■ **What this task involves**
Show every line where "ERmedian" occurs.

** BEGIN Source records **

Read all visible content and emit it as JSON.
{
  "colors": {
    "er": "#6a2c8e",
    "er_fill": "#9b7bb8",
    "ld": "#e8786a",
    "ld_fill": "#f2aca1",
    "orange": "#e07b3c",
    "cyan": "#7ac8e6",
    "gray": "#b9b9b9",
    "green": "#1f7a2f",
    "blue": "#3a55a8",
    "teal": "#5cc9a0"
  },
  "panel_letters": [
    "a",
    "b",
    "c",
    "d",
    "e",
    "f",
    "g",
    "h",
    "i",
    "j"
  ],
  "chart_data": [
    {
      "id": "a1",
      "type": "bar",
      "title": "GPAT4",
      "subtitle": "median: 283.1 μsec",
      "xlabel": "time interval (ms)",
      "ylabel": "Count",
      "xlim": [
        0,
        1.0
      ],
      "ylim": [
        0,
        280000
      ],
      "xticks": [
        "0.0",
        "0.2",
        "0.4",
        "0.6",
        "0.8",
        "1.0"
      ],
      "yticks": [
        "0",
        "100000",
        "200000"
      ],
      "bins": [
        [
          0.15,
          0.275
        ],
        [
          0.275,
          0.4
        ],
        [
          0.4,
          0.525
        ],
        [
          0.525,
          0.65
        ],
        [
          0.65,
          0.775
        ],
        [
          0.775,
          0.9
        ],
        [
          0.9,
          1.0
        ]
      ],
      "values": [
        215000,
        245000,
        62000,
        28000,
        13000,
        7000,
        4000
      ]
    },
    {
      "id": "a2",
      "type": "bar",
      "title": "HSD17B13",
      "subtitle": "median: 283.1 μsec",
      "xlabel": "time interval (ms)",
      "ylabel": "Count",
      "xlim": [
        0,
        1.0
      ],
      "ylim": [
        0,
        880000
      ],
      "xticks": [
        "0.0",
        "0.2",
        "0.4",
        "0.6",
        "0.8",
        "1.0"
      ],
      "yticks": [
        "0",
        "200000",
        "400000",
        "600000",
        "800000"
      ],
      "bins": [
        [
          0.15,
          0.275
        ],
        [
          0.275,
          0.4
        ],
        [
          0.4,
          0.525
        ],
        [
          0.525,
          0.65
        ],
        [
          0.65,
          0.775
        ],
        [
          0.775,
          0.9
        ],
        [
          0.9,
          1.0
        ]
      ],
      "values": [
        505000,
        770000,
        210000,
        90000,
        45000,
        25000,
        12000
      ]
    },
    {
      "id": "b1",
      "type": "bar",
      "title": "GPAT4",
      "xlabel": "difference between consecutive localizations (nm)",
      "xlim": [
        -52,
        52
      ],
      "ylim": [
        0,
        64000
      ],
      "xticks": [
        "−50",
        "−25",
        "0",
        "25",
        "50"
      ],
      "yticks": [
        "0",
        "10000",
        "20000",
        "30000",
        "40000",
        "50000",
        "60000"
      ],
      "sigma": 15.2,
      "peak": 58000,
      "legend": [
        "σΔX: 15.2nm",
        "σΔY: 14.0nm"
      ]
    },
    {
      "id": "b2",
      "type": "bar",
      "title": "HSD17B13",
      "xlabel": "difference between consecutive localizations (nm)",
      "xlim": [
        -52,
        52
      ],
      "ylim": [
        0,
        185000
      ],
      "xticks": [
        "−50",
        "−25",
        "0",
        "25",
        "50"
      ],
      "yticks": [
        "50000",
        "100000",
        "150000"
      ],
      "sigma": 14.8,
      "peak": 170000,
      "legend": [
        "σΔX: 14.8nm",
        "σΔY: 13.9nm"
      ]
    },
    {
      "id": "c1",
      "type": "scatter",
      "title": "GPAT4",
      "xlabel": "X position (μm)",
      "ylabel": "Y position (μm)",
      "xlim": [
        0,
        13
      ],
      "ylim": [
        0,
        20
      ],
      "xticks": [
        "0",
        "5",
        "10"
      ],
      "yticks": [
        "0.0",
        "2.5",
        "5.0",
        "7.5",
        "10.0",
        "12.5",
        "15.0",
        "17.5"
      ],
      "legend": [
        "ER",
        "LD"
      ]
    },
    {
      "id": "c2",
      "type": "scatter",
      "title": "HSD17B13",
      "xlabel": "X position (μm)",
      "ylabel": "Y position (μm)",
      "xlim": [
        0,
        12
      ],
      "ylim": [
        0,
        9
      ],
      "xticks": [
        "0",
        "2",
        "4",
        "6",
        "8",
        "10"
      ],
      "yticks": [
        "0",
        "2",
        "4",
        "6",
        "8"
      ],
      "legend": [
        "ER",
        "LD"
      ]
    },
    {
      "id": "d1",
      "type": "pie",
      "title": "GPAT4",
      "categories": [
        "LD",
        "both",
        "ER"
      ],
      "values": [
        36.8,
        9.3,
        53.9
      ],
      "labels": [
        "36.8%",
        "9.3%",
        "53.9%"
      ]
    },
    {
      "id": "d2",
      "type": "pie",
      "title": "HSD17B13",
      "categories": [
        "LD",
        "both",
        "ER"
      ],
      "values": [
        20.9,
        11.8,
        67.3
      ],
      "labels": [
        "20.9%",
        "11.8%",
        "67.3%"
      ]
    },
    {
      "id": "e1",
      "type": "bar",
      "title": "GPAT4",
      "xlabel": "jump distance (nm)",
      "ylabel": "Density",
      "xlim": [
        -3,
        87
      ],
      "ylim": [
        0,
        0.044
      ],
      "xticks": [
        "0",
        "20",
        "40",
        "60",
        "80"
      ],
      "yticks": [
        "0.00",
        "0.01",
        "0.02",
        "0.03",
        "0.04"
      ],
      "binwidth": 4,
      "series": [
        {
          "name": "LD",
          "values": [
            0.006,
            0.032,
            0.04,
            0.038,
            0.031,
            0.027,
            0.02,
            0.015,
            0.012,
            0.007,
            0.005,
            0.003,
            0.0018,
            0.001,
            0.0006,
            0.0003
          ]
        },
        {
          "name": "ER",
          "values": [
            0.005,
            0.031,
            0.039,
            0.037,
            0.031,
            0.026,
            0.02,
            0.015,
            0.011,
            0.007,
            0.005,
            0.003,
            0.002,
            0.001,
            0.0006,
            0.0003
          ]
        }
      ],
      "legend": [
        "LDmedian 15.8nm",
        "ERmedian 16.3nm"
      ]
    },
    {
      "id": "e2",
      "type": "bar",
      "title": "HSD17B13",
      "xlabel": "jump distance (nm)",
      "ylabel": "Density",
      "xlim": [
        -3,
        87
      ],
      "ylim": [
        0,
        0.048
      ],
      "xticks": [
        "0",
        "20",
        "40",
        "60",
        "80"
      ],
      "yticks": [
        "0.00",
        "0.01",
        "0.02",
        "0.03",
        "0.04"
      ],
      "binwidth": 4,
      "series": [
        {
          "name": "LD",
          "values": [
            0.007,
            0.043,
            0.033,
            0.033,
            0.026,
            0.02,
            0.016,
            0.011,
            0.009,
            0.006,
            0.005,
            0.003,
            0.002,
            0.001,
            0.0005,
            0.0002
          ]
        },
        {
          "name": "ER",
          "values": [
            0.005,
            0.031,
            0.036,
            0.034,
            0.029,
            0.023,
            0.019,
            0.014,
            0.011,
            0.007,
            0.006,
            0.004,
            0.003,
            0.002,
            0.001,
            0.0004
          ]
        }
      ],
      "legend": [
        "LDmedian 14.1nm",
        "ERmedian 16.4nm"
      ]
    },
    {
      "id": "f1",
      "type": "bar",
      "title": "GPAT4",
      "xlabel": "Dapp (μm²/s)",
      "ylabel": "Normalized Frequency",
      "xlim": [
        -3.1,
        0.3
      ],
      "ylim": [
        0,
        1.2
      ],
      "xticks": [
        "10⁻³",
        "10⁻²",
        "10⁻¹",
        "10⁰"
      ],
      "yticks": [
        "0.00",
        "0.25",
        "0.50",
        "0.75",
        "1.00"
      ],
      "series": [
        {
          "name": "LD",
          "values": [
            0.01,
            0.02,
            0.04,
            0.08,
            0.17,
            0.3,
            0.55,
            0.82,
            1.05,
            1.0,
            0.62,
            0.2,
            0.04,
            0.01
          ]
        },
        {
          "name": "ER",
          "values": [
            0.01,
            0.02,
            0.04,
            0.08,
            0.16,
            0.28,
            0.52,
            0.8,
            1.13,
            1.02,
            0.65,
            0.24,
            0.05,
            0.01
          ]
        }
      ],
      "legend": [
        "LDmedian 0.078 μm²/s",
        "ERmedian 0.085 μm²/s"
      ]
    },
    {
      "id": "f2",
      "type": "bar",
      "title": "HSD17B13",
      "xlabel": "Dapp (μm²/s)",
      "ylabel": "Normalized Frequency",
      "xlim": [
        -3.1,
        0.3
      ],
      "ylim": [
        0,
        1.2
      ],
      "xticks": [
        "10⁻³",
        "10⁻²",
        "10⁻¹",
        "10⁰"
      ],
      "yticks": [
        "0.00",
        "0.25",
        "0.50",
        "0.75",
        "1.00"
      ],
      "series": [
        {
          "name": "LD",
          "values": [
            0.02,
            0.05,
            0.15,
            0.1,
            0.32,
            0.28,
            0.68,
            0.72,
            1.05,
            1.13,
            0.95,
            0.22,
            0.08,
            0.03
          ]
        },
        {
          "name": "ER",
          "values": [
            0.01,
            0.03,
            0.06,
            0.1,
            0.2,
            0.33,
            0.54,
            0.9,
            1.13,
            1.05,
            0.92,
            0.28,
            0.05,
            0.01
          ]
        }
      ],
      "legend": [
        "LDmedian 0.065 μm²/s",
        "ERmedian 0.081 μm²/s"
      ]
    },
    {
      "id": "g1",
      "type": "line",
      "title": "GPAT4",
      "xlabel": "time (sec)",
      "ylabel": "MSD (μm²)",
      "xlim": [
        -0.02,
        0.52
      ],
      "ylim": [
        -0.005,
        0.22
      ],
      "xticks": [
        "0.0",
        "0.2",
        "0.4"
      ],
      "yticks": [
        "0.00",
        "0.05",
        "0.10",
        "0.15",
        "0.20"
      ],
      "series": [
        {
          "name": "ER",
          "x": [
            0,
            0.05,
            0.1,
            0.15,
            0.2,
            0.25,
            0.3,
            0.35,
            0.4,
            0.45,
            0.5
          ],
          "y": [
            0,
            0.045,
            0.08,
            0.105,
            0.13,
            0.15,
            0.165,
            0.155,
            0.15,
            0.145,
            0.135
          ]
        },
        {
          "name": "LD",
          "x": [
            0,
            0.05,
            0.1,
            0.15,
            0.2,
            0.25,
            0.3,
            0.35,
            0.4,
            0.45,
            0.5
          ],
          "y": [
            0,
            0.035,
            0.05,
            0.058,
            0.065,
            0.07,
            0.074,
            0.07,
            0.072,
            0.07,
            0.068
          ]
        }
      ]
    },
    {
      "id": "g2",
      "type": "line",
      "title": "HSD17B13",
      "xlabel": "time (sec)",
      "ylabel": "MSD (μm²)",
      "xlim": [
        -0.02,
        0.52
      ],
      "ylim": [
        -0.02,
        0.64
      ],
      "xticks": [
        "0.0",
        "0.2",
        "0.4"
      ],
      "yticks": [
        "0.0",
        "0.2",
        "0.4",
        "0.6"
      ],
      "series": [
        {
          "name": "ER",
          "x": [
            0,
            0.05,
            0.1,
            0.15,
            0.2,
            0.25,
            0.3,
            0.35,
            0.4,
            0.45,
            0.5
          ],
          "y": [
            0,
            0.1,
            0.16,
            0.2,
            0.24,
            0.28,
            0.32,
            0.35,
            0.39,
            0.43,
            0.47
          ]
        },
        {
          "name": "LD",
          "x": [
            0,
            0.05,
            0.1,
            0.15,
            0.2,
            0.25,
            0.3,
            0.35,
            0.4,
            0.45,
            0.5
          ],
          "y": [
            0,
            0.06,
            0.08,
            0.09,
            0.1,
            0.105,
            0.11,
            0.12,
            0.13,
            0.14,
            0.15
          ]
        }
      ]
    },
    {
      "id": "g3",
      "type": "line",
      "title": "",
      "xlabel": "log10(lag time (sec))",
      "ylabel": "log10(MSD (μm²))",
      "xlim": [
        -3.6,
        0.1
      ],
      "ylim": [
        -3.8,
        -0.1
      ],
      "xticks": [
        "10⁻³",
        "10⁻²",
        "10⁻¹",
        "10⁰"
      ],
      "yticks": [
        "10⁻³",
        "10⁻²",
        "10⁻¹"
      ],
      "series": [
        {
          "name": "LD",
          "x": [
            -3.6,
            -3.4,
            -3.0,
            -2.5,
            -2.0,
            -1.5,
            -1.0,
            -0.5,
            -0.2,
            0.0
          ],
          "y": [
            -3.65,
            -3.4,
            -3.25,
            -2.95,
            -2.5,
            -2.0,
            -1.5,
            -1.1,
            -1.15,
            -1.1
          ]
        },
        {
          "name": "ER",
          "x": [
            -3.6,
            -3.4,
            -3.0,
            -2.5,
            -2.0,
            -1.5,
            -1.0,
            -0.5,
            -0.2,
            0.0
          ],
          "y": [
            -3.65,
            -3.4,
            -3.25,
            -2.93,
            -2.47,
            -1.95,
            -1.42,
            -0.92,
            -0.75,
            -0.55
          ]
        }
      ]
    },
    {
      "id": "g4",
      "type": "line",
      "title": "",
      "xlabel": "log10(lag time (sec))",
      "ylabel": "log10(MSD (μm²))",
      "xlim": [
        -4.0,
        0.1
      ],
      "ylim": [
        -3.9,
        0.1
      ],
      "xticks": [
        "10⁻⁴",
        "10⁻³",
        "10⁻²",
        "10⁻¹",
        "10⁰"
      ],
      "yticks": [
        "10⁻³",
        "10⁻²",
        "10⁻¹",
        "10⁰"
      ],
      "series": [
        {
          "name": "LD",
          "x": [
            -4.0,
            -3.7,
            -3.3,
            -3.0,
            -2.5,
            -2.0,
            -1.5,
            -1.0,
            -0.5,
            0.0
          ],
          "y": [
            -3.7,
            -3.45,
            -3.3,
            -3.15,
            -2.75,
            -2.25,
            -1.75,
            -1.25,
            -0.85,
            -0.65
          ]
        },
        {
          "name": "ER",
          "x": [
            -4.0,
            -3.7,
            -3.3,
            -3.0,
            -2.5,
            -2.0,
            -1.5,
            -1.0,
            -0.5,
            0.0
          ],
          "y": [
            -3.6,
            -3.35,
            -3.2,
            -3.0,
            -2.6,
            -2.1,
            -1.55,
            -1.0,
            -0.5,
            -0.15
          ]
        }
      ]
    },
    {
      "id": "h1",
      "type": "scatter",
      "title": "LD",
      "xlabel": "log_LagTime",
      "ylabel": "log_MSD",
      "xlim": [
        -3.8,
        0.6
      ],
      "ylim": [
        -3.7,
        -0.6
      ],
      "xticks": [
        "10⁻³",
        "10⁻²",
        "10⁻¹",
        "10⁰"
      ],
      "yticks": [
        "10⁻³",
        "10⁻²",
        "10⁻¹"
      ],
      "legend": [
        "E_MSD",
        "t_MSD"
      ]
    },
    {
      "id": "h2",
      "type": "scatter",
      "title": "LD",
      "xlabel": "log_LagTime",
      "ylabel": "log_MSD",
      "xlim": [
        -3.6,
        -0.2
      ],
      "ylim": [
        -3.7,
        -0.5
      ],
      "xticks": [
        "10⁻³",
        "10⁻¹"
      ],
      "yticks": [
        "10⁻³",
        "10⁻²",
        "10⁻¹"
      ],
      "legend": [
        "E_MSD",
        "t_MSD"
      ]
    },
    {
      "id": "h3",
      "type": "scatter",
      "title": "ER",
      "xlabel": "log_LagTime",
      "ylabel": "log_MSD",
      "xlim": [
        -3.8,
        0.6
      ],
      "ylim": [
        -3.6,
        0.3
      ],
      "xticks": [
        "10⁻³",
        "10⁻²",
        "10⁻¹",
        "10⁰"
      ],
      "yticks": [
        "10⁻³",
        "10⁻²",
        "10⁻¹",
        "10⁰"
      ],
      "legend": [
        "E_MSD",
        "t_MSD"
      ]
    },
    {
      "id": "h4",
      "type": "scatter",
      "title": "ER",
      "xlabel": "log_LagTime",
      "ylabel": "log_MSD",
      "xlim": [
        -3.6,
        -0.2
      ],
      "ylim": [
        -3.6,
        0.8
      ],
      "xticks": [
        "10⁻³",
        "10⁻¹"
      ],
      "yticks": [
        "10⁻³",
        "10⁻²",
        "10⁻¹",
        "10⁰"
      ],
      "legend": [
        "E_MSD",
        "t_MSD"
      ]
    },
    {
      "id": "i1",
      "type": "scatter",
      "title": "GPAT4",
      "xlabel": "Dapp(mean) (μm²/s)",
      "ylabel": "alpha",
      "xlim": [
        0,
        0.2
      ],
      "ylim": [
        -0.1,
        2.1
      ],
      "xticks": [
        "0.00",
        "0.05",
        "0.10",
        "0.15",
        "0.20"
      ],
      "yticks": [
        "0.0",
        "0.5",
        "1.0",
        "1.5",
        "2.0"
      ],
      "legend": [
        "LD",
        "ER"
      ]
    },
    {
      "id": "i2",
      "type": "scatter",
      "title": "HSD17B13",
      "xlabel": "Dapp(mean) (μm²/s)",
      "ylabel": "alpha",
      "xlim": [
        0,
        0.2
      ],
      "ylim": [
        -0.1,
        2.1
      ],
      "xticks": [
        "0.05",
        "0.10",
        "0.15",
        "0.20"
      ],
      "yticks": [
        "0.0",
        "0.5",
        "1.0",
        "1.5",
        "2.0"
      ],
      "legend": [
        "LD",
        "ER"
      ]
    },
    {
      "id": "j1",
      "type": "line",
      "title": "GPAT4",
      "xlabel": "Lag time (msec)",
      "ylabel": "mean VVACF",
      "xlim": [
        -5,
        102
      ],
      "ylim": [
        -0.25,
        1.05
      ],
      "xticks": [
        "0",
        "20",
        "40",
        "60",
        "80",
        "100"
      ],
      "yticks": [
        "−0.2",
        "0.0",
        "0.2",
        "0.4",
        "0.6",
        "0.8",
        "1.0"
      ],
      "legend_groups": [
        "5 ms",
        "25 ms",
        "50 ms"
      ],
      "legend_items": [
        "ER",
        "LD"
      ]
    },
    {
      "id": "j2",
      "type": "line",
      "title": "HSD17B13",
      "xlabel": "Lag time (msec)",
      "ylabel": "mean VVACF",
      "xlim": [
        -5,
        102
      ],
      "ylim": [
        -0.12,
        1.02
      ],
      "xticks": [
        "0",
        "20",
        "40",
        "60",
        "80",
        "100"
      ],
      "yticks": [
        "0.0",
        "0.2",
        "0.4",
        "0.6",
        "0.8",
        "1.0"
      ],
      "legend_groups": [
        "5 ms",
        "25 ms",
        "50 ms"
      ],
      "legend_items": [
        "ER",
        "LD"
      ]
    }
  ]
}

** END Source records **

■ **Task output**
        "ERmedian 16.3nm"
        "ERmedian 16.4nm"
        "ERmedian 0.085 μm²/s"
        "ERmedian 0.081 μm²/s"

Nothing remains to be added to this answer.